◆ **What needs to be done**
Give the data again, word for word.

◆ **Supplied data**
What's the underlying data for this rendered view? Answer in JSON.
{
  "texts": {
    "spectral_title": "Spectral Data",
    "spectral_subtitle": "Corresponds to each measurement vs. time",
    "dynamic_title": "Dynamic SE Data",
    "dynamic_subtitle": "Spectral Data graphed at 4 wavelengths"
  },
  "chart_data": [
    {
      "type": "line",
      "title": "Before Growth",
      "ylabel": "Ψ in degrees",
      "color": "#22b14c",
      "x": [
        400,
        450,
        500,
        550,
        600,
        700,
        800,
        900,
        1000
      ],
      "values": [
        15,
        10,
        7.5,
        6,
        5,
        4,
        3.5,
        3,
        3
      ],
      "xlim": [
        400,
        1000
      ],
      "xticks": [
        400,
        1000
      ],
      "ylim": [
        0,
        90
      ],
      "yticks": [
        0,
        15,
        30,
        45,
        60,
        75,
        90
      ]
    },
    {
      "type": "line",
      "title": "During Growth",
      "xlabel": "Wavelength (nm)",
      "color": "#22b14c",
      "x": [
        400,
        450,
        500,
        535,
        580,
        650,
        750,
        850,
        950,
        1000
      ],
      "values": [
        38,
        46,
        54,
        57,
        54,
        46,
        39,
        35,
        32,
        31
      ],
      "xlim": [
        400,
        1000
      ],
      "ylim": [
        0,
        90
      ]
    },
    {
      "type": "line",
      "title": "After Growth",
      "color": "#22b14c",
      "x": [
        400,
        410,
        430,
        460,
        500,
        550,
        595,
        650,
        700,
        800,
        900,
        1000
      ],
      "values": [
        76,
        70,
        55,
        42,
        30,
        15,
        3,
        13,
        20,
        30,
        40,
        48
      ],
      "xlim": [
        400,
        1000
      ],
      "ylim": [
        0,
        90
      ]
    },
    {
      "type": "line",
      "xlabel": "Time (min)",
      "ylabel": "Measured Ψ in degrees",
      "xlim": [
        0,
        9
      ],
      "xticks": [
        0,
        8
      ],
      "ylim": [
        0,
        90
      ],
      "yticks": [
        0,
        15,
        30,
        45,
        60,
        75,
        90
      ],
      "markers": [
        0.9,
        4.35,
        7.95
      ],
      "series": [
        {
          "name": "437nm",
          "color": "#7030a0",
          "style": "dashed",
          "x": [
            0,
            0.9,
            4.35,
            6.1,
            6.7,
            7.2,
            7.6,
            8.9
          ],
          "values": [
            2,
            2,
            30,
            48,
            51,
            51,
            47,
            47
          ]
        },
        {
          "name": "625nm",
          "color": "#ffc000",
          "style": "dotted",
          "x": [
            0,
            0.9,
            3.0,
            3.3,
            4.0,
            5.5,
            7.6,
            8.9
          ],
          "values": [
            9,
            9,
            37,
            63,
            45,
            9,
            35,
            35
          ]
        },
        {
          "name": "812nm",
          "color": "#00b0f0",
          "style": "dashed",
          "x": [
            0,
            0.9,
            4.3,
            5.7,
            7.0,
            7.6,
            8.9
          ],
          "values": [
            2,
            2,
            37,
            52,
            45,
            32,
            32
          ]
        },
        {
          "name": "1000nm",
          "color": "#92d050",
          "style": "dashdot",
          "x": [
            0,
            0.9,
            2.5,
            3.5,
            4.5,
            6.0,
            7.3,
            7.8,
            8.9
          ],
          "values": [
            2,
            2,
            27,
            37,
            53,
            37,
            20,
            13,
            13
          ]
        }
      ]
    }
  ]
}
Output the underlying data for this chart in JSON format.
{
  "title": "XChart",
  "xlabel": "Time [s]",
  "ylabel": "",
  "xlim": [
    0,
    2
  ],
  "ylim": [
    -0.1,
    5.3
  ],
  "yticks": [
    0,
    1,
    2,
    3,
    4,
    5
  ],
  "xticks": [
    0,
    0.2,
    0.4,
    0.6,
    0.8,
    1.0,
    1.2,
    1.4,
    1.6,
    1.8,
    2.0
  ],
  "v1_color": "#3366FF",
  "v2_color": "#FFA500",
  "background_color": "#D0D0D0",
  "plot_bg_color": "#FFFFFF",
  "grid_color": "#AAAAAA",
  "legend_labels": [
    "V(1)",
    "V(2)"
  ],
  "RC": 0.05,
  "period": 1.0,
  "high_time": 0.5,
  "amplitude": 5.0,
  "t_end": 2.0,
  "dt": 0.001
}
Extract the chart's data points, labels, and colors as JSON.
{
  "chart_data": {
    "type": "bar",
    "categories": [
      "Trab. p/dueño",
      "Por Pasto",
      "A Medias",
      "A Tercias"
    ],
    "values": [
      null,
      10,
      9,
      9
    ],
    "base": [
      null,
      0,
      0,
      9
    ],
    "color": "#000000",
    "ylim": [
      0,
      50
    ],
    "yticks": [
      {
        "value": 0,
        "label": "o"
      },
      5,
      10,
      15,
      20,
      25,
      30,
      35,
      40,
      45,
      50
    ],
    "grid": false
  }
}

◆ **Output for this task**
What's the underlying data for this rendered view? Answer in JSON.
{
  "texts": {
    "spectral_title": "Spectral Data",
    "spectral_subtitle": "Corresponds to each measurement vs. time",
    "dynamic_title": "Dynamic SE Data",
    "dynamic_subtitle": "Spectral Data graphed at 4 wavelengths"
  },
  "chart_data": [
    {
      "type": "line",
      "title": "Before Growth",
      "ylabel": "Ψ in degrees",
      "color": "#22b14c",
      "x": [
        400,
        450,
        500,
        550,
        600,
        700,
        800,
        900,
        1000
      ],
      "values": [
        15,
        10,
        7.5,
        6,
        5,
        4,
        3.5,
        3,
        3
      ],
      "xlim": [
        400,
        1000
      ],
      "xticks": [
        400,
        1000
      ],
      "ylim": [
        0,
        90
      ],
      "yticks": [
        0,
        15,
        30,
        45,
        60,
        75,
        90
      ]
    },
    {
      "type": "line",
      "title": "During Growth",
      "xlabel": "Wavelength (nm)",
      "color": "#22b14c",
      "x": [
        400,
        450,
        500,
        535,
        580,
        650,
        750,
        850,
        950,
        1000
      ],
      "values": [
        38,
        46,
        54,
        57,
        54,
        46,
        39,
        35,
        32,
        31
      ],
      "xlim": [
        400,
        1000
      ],
      "ylim": [
        0,
        90
      ]
    },
    {
      "type": "line",
      "title": "After Growth",
      "color": "#22b14c",
      "x": [
        400,
        410,
        430,
        460,
        500,
        550,
        595,
        650,
        700,
        800,
        900,
        1000
      ],
      "values": [
        76,
        70,
        55,
        42,
        30,
        15,
        3,
        13,
        20,
        30,
        40,
        48
      ],
      "xlim": [
        400,
        1000
      ],
      "ylim": [
        0,
        90
      ]
    },
    {
      "type": "line",
      "xlabel": "Time (min)",
      "ylabel": "Measured Ψ in degrees",
      "xlim": [
        0,
        9
      ],
      "xticks": [
        0,
        8
      ],
      "ylim": [
        0,
        90
      ],
      "yticks": [
        0,
        15,
        30,
        45,
        60,
        75,
        90
      ],
      "markers": [
        0.9,
        4.35,
        7.95
      ],
      "series": [
        {
          "name": "437nm",
          "color": "#7030a0",
          "style": "dashed",
          "x": [
            0,
            0.9,
            4.35,
            6.1,
            6.7,
            7.2,
            7.6,
            8.9
          ],
          "values": [
            2,
            2,
            30,
            48,
            51,
            51,
            47,
            47
          ]
        },
        {
          "name": "625nm",
          "color": "#ffc000",
          "style": "dotted",
          "x": [
            0,
            0.9,
            3.0,
            3.3,
            4.0,
            5.5,
            7.6,
            8.9
          ],
          "values": [
            9,
            9,
            37,
            63,
            45,
            9,
            35,
            35
          ]
        },
        {
          "name": "812nm",
          "color": "#00b0f0",
          "style": "dashed",
          "x": [
            0,
            0.9,
            4.3,
            5.7,
            7.0,
            7.6,
            8.9
          ],
          "values": [
            2,
            2,
            37,
            52,
            45,
            32,
            32
          ]
        },
        {
          "name": "1000nm",
          "color": "#92d050",
          "style": "dashdot",
          "x": [
            0,
            0.9,
            2.5,
            3.5,
            4.5,
            6.0,
            7.3,
            7.8,
            8.9
          ],
          "values": [
            2,
            2,
            27,
            37,
            53,
            37,
            20,
            13,
            13
          ]
        }
      ]
    }
  ]
}
Output the underlying data for this chart in JSON format.
{
  "title": "XChart",
  "xlabel": "Time [s]",
  "ylabel": "",
  "xlim": [
    0,
    2
  ],
  "ylim": [
    -0.1,
    5.3
  ],
  "yticks": [
    0,
    1,
    2,
    3,
    4,
    5
  ],
  "xticks": [
    0,
    0.2,
    0.4,
    0.6,
    0.8,
    1.0,
    1.2,
    1.4,
    1.6,
    1.8,
    2.0
  ],
  "v1_color": "#3366FF",
  "v2_color": "#FFA500",
  "background_color": "#D0D0D0",
  "plot_bg_color": "#FFFFFF",
  "grid_color": "#AAAAAA",
  "legend_labels": [
    "V(1)",
    "V(2)"
  ],
  "RC": 0.05,
  "period": 1.0,
  "high_time": 0.5,
  "amplitude": 5.0,
  "t_end": 2.0,
  "dt": 0.001
}
Extract the chart's data points, labels, and colors as JSON.
{
  "chart_data": {
    "type": "bar",
    "categories": [
      "Trab. p/dueño",
      "Por Pasto",
      "A Medias",
      "A Tercias"
    ],
    "values": [
      null,
      10,
      9,
      9
    ],
    "base": [
      null,
      0,
      0,
      9
    ],
    "color": "#000000",
    "ylim": [
      0,
      50
    ],
    "yticks": [
      {
        "value": 0,
        "label": "o"
      },
      5,
      10,
      15,
      20,
      25,
      30,
      35,
      40,
      45,
      50
    ],
    "grid": false
  }
}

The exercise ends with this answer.